> Directions
Give all of the lines again, with nothing added or dropped.

> Information shown
----
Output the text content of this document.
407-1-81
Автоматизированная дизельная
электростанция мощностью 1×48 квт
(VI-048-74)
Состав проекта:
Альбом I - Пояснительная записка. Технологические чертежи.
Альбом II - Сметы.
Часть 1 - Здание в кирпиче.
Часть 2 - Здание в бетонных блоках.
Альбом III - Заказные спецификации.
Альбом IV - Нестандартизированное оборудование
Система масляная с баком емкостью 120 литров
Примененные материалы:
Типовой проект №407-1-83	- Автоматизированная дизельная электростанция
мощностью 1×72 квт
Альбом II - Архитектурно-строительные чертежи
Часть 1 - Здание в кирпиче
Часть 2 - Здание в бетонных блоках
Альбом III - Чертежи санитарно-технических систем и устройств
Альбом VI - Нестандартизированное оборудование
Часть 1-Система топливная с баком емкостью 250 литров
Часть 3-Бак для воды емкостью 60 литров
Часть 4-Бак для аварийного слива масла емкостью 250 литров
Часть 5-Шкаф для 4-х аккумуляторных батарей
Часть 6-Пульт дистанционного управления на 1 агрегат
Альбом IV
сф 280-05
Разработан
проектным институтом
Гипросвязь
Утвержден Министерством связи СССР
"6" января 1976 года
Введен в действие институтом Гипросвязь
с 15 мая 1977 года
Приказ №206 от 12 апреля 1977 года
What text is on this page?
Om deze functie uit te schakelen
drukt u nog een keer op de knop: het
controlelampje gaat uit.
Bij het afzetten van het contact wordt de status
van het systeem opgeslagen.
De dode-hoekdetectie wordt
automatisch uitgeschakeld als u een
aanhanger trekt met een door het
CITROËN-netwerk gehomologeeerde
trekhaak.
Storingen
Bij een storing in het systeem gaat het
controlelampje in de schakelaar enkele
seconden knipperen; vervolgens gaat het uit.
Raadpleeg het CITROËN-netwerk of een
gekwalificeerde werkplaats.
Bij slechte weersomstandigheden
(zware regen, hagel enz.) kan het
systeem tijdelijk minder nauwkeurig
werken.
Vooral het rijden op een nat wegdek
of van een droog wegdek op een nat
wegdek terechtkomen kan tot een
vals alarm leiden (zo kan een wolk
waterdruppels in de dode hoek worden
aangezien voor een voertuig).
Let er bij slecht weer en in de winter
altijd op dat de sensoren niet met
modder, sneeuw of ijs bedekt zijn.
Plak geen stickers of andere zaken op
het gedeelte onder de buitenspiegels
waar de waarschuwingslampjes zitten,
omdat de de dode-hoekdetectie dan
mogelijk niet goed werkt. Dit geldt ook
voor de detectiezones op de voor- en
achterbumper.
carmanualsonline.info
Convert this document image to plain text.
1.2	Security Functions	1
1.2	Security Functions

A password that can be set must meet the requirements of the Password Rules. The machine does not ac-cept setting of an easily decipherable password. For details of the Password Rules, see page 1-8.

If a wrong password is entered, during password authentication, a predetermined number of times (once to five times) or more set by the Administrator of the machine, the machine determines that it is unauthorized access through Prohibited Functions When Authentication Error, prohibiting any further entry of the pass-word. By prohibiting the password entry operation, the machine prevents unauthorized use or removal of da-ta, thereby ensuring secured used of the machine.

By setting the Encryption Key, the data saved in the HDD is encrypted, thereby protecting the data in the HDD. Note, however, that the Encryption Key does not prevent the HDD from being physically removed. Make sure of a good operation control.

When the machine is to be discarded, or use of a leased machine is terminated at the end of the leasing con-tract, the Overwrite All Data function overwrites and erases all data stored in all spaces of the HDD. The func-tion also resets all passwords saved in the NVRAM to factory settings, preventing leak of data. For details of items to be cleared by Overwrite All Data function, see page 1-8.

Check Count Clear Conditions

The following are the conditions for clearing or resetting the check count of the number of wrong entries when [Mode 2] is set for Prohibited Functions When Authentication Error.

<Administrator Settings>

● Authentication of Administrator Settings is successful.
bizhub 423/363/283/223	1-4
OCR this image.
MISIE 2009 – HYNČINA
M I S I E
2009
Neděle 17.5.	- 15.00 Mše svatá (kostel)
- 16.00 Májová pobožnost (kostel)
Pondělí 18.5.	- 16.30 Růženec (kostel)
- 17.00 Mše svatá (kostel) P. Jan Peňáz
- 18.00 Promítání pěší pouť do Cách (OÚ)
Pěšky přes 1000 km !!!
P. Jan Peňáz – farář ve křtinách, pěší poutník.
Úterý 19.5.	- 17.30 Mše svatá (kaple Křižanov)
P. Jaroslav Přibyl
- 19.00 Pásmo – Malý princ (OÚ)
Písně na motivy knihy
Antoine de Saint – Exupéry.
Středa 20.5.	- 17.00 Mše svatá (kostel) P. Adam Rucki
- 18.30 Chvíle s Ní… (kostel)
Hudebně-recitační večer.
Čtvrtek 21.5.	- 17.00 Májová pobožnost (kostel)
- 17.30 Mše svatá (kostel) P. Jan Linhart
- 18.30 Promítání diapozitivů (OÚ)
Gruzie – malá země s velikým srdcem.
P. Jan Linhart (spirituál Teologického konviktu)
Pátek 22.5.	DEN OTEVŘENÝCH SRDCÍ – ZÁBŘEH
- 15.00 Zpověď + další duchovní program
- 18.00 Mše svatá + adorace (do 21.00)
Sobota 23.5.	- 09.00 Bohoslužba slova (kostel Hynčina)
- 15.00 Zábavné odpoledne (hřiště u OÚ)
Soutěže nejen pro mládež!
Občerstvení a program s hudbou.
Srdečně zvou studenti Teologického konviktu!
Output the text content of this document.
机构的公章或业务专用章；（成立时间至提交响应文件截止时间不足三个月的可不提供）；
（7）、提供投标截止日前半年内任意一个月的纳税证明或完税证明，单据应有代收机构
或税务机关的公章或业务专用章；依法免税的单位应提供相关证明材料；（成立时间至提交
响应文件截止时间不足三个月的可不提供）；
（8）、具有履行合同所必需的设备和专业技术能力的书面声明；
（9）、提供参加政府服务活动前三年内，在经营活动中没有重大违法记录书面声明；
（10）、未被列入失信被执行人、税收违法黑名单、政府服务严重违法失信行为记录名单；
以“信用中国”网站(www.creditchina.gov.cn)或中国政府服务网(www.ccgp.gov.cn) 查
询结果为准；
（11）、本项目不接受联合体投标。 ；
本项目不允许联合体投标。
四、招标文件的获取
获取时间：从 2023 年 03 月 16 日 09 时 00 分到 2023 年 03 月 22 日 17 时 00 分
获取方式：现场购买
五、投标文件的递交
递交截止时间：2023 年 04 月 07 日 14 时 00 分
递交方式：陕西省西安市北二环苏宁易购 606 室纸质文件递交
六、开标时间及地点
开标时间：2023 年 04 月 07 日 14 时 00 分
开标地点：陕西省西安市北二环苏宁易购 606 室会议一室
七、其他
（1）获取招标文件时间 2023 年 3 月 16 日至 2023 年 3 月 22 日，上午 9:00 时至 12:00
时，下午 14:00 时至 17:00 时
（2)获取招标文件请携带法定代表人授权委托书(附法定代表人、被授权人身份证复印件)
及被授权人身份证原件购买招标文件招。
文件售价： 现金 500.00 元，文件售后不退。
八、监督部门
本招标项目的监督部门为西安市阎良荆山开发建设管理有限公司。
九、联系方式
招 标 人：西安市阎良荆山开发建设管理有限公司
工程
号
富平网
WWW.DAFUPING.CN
----
> The response
Output the text content of this document.
407-1-81
Автоматизированная дизельная
электростанция мощностью 1×48 квт
(VI-048-74)
Состав проекта:
Альбом I - Пояснительная записка. Технологические чертежи.
Альбом II - Сметы.
Часть 1 - Здание в кирпиче.
Часть 2 - Здание в бетонных блоках.
Альбом III - Заказные спецификации.
Альбом IV - Нестандартизированное оборудование
Система масляная с баком емкостью 120 литров
Примененные материалы:
Типовой проект №407-1-83	- Автоматизированная дизельная электростанция
мощностью 1×72 квт
Альбом II - Архитектурно-строительные чертежи
Часть 1 - Здание в кирпиче
Часть 2 - Здание в бетонных блоках
Альбом III - Чертежи санитарно-технических систем и устройств
Альбом VI - Нестандартизированное оборудование
Часть 1-Система топливная с баком емкостью 250 литров
Часть 3-Бак для воды емкостью 60 литров
Часть 4-Бак для аварийного слива масла емкостью 250 литров
Часть 5-Шкаф для 4-х аккумуляторных батарей
Часть 6-Пульт дистанционного управления на 1 агрегат
Альбом IV
сф 280-05
Разработан
проектным институтом
Гипросвязь
Утвержден Министерством связи СССР
"6" января 1976 года
Введен в действие институтом Гипросвязь
с 15 мая 1977 года
Приказ №206 от 12 апреля 1977 года
What text is on this page?
Om deze functie uit te schakelen
drukt u nog een keer op de knop: het
controlelampje gaat uit.
Bij het afzetten van het contact wordt de status
van het systeem opgeslagen.
De dode-hoekdetectie wordt
automatisch uitgeschakeld als u een
aanhanger trekt met een door het
CITROËN-netwerk gehomologeeerde
trekhaak.
Storingen
Bij een storing in het systeem gaat het
controlelampje in de schakelaar enkele
seconden knipperen; vervolgens gaat het uit.
Raadpleeg het CITROËN-netwerk of een
gekwalificeerde werkplaats.
Bij slechte weersomstandigheden
(zware regen, hagel enz.) kan het
systeem tijdelijk minder nauwkeurig
werken.
Vooral het rijden op een nat wegdek
of van een droog wegdek op een nat
wegdek terechtkomen kan tot een
vals alarm leiden (zo kan een wolk
waterdruppels in de dode hoek worden
aangezien voor een voertuig).
Let er bij slecht weer en in de winter
altijd op dat de sensoren niet met
modder, sneeuw of ijs bedekt zijn.
Plak geen stickers of andere zaken op
het gedeelte onder de buitenspiegels
waar de waarschuwingslampjes zitten,
omdat de de dode-hoekdetectie dan
mogelijk niet goed werkt. Dit geldt ook
voor de detectiezones op de voor- en
achterbumper.
carmanualsonline.info
Convert this document image to plain text.
1.2	Security Functions	1
1.2	Security Functions

A password that can be set must meet the requirements of the Password Rules. The machine does not ac-cept setting of an easily decipherable password. For details of the Password Rules, see page 1-8.

If a wrong password is entered, during password authentication, a predetermined number of times (once to five times) or more set by the Administrator of the machine, the machine determines that it is unauthorized access through Prohibited Functions When Authentication Error, prohibiting any further entry of the pass-word. By prohibiting the password entry operation, the machine prevents unauthorized use or removal of da-ta, thereby ensuring secured used of the machine.

By setting the Encryption Key, the data saved in the HDD is encrypted, thereby protecting the data in the HDD. Note, however, that the Encryption Key does not prevent the HDD from being physically removed. Make sure of a good operation control.

When the machine is to be discarded, or use of a leased machine is terminated at the end of the leasing con-tract, the Overwrite All Data function overwrites and erases all data stored in all spaces of the HDD. The func-tion also resets all passwords saved in the NVRAM to factory settings, preventing leak of data. For details of items to be cleared by Overwrite All Data function, see page 1-8.

Check Count Clear Conditions

The following are the conditions for clearing or resetting the check count of the number of wrong entries when [Mode 2] is set for Prohibited Functions When Authentication Error.

<Administrator Settings>

● Authentication of Administrator Settings is successful.
bizhub 423/363/283/223	1-4
OCR this image.
MISIE 2009 – HYNČINA
M I S I E
2009
Neděle 17.5.	- 15.00 Mše svatá (kostel)
- 16.00 Májová pobožnost (kostel)
Pondělí 18.5.	- 16.30 Růženec (kostel)
- 17.00 Mše svatá (kostel) P. Jan Peňáz
- 18.00 Promítání pěší pouť do Cách (OÚ)
Pěšky přes 1000 km !!!
P. Jan Peňáz – farář ve křtinách, pěší poutník.
Úterý 19.5.	- 17.30 Mše svatá (kaple Křižanov)
P. Jaroslav Přibyl
- 19.00 Pásmo – Malý princ (OÚ)
Písně na motivy knihy
Antoine de Saint – Exupéry.
Středa 20.5.	- 17.00 Mše svatá (kostel) P. Adam Rucki
- 18.30 Chvíle s Ní… (kostel)
Hudebně-recitační večer.
Čtvrtek 21.5.	- 17.00 Májová pobožnost (kostel)
- 17.30 Mše svatá (kostel) P. Jan Linhart
- 18.30 Promítání diapozitivů (OÚ)
Gruzie – malá země s velikým srdcem.
P. Jan Linhart (spirituál Teologického konviktu)
Pátek 22.5.	DEN OTEVŘENÝCH SRDCÍ – ZÁBŘEH
- 15.00 Zpověď + další duchovní program
- 18.00 Mše svatá + adorace (do 21.00)
Sobota 23.5.	- 09.00 Bohoslužba slova (kostel Hynčina)
- 15.00 Zábavné odpoledne (hřiště u OÚ)
Soutěže nejen pro mládež!
Občerstvení a program s hudbou.
Srdečně zvou studenti Teologického konviktu!
Output the text content of this document.
机构的公章或业务专用章；（成立时间至提交响应文件截止时间不足三个月的可不提供）；
（7）、提供投标截止日前半年内任意一个月的纳税证明或完税证明，单据应有代收机构
或税务机关的公章或业务专用章；依法免税的单位应提供相关证明材料；（成立时间至提交
响应文件截止时间不足三个月的可不提供）；
（8）、具有履行合同所必需的设备和专业技术能力的书面声明；
（9）、提供参加政府服务活动前三年内，在经营活动中没有重大违法记录书面声明；
（10）、未被列入失信被执行人、税收违法黑名单、政府服务严重违法失信行为记录名单；
以“信用中国”网站(www.creditchina.gov.cn)或中国政府服务网(www.ccgp.gov.cn) 查
询结果为准；
（11）、本项目不接受联合体投标。 ；
本项目不允许联合体投标。
四、招标文件的获取
获取时间：从 2023 年 03 月 16 日 09 时 00 分到 2023 年 03 月 22 日 17 时 00 分
获取方式：现场购买
五、投标文件的递交
递交截止时间：2023 年 04 月 07 日 14 时 00 分
递交方式：陕西省西安市北二环苏宁易购 606 室纸质文件递交
六、开标时间及地点
开标时间：2023 年 04 月 07 日 14 时 00 分
开标地点：陕西省西安市北二环苏宁易购 606 室会议一室
七、其他
（1）获取招标文件时间 2023 年 3 月 16 日至 2023 年 3 月 22 日，上午 9:00 时至 12:00
时，下午 14:00 时至 17:00 时
（2)获取招标文件请携带法定代表人授权委托书(附法定代表人、被授权人身份证复印件)
及被授权人身份证原件购买招标文件招。
文件售价： 现金 500.00 元，文件售后不退。
八、监督部门
本招标项目的监督部门为西安市阎良荆山开发建设管理有限公司。
九、联系方式
招 标 人：西安市阎良荆山开发建设管理有限公司
工程
号
富平网
WWW.DAFUPING.CN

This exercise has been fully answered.